Figure record extracts
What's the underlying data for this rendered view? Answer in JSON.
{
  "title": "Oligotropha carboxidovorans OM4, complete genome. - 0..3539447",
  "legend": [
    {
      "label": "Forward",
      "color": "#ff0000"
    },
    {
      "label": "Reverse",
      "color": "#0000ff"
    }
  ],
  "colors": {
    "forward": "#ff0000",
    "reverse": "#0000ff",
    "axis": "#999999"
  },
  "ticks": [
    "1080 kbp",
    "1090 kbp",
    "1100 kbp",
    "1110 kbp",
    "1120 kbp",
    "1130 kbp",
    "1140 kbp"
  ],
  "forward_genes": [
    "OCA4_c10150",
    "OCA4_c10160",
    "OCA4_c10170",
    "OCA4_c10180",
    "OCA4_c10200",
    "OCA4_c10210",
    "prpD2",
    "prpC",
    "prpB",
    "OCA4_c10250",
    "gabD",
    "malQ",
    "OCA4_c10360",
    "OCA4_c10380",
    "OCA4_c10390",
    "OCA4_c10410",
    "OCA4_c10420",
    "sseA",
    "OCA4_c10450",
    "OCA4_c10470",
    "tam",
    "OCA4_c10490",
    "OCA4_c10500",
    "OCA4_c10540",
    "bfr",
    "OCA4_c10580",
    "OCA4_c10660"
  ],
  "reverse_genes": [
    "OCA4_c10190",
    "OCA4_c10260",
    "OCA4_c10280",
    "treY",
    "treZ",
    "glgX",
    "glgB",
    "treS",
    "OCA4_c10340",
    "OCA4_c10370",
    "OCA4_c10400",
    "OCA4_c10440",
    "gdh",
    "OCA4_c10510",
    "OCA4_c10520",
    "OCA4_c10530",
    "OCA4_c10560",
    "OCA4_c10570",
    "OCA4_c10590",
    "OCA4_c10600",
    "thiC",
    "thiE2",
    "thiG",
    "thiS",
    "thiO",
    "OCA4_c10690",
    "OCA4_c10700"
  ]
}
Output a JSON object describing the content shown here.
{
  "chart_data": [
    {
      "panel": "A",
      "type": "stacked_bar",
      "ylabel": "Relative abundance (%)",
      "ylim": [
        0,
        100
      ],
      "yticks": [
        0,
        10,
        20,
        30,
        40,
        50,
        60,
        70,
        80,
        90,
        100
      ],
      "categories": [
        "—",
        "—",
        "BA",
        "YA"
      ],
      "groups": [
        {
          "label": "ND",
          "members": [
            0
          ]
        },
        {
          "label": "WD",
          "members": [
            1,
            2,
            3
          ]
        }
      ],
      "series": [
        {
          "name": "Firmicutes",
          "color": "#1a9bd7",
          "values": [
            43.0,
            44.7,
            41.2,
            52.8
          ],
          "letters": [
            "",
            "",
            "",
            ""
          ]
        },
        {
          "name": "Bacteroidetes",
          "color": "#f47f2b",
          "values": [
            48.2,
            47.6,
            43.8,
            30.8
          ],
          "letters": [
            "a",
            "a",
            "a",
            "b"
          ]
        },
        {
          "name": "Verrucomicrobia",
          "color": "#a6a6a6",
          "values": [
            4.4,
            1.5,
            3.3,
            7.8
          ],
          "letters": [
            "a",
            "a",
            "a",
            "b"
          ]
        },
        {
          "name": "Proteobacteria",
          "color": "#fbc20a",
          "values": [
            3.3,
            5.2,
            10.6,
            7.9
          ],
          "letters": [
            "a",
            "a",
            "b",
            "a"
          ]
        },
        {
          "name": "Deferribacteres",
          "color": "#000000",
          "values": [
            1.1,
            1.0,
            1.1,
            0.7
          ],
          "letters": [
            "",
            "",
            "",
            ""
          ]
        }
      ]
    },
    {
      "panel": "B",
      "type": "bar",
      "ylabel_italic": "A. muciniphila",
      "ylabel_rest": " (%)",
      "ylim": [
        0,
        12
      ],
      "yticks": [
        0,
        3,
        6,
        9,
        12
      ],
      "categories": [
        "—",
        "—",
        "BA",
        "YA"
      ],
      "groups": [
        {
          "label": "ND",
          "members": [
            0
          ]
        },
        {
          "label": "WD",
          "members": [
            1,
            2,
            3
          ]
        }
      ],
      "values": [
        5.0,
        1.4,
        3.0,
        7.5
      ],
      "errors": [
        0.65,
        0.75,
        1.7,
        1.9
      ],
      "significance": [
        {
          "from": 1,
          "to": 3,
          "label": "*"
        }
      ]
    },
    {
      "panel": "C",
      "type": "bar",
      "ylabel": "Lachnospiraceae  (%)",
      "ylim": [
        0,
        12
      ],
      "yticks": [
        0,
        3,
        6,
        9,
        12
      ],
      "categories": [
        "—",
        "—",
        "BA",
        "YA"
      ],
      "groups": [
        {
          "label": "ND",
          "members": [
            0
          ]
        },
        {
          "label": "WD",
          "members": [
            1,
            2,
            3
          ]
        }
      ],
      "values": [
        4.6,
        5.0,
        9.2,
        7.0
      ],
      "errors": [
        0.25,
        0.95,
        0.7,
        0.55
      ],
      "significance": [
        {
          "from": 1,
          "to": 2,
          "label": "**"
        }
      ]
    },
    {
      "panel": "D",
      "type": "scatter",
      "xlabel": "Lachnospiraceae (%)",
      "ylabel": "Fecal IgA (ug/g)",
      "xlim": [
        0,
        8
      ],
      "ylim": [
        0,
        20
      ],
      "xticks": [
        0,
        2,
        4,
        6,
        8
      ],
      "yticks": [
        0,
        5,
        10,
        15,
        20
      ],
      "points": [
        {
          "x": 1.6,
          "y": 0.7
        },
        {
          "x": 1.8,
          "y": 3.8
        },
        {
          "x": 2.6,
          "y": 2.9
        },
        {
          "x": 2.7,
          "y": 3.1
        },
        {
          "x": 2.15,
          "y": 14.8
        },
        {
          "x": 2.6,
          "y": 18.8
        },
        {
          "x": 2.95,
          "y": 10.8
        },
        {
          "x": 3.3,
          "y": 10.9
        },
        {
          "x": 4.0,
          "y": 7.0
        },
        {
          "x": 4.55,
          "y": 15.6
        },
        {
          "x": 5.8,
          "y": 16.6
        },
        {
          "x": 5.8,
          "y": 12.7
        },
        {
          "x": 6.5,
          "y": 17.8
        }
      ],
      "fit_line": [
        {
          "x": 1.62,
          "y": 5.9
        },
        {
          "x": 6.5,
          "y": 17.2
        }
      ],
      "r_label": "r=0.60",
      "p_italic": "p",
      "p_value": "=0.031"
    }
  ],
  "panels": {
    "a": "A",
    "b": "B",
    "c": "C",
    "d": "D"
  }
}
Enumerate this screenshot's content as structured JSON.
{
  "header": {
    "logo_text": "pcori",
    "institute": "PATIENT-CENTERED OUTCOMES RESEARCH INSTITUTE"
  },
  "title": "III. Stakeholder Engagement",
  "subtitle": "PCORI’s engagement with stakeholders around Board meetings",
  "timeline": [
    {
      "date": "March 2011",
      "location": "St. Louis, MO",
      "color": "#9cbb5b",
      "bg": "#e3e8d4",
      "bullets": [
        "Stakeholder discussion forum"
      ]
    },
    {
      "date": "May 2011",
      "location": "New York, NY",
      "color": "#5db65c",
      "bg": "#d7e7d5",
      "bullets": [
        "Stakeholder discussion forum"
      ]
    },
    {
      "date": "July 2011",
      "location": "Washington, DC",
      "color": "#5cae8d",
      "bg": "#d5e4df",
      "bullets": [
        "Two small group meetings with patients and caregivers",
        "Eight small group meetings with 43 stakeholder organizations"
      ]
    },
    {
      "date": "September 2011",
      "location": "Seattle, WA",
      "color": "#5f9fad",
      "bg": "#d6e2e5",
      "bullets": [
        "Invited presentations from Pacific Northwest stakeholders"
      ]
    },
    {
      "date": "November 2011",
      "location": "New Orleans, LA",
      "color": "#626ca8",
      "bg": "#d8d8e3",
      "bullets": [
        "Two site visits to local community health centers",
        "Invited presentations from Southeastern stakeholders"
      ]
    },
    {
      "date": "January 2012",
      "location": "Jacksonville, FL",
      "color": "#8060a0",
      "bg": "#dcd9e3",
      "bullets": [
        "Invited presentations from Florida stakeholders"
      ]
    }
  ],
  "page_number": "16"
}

Work to complete
Wherever the word "name" turns up in the records, copy out the line it is on.

Answer section
          "name": "Firmicutes",
          "name": "Bacteroidetes",
          "name": "Verrucomicrobia",
          "name": "Proteobacteria",
          "name": "Deferribacteres",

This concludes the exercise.